* START DATA SECTION *

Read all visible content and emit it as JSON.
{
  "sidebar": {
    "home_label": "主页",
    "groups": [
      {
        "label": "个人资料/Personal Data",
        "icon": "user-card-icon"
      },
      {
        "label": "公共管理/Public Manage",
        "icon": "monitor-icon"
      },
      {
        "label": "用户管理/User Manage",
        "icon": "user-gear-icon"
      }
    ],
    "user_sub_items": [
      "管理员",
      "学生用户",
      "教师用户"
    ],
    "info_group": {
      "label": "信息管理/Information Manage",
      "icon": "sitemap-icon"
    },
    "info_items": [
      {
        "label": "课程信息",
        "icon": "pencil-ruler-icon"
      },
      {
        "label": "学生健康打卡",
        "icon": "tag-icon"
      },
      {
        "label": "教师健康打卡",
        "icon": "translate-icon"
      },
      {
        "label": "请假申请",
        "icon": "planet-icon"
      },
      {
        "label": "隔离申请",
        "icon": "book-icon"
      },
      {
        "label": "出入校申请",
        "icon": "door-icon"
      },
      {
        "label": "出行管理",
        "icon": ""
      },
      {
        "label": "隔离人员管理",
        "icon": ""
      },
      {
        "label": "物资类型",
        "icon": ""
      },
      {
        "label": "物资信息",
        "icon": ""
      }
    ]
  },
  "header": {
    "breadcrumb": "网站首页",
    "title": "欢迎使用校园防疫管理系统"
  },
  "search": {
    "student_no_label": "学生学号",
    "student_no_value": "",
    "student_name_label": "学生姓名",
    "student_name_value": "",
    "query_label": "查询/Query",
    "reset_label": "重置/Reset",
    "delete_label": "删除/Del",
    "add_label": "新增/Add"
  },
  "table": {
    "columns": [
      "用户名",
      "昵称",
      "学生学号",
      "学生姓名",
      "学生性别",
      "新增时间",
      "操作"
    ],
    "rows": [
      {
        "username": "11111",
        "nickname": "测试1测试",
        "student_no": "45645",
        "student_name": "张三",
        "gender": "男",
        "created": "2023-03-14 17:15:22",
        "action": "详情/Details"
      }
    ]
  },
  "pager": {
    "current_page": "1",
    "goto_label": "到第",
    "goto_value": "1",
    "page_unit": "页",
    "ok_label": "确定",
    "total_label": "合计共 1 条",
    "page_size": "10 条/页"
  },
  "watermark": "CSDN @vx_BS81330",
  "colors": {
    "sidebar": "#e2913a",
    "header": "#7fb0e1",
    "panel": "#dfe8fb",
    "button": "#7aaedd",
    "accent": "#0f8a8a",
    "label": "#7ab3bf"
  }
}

* END DATA SECTION *

**THE TASK**
Print out every entry, keeping each one exact.

**WRITTEN REPLY**
Read all visible content and emit it as JSON.
{
  "sidebar": {
    "home_label": "主页",
    "groups": [
      {
        "label": "个人资料/Personal Data",
        "icon": "user-card-icon"
      },
      {
        "label": "公共管理/Public Manage",
        "icon": "monitor-icon"
      },
      {
        "label": "用户管理/User Manage",
        "icon": "user-gear-icon"
      }
    ],
    "user_sub_items": [
      "管理员",
      "学生用户",
      "教师用户"
    ],
    "info_group": {
      "label": "信息管理/Information Manage",
      "icon": "sitemap-icon"
    },
    "info_items": [
      {
        "label": "课程信息",
        "icon": "pencil-ruler-icon"
      },
      {
        "label": "学生健康打卡",
        "icon": "tag-icon"
      },
      {
        "label": "教师健康打卡",
        "icon": "translate-icon"
      },
      {
        "label": "请假申请",
        "icon": "planet-icon"
      },
      {
        "label": "隔离申请",
        "icon": "book-icon"
      },
      {
        "label": "出入校申请",
        "icon": "door-icon"
      },
      {
        "label": "出行管理",
        "icon": ""
      },
      {
        "label": "隔离人员管理",
        "icon": ""
      },
      {
        "label": "物资类型",
        "icon": ""
      },
      {
        "label": "物资信息",
        "icon": ""
      }
    ]
  },
  "header": {
    "breadcrumb": "网站首页",
    "title": "欢迎使用校园防疫管理系统"
  },
  "search": {
    "student_no_label": "学生学号",
    "student_no_value": "",
    "student_name_label": "学生姓名",
    "student_name_value": "",
    "query_label": "查询/Query",
    "reset_label": "重置/Reset",
    "delete_label": "删除/Del",
    "add_label": "新增/Add"
  },
  "table": {
    "columns": [
      "用户名",
      "昵称",
      "学生学号",
      "学生姓名",
      "学生性别",
      "新增时间",
      "操作"
    ],
    "rows": [
      {
        "username": "11111",
        "nickname": "测试1测试",
        "student_no": "45645",
        "student_name": "张三",
        "gender": "男",
        "created": "2023-03-14 17:15:22",
        "action": "详情/Details"
      }
    ]
  },
  "pager": {
    "current_page": "1",
    "goto_label": "到第",
    "goto_value": "1",
    "page_unit": "页",
    "ok_label": "确定",
    "total_label": "合计共 1 条",
    "page_size": "10 条/页"
  },
  "watermark": "CSDN @vx_BS81330",
  "colors": {
    "sidebar": "#e2913a",
    "header": "#7fb0e1",
    "panel": "#dfe8fb",
    "button": "#7aaedd",
    "accent": "#0f8a8a",
    "label": "#7ab3bf"
  }
}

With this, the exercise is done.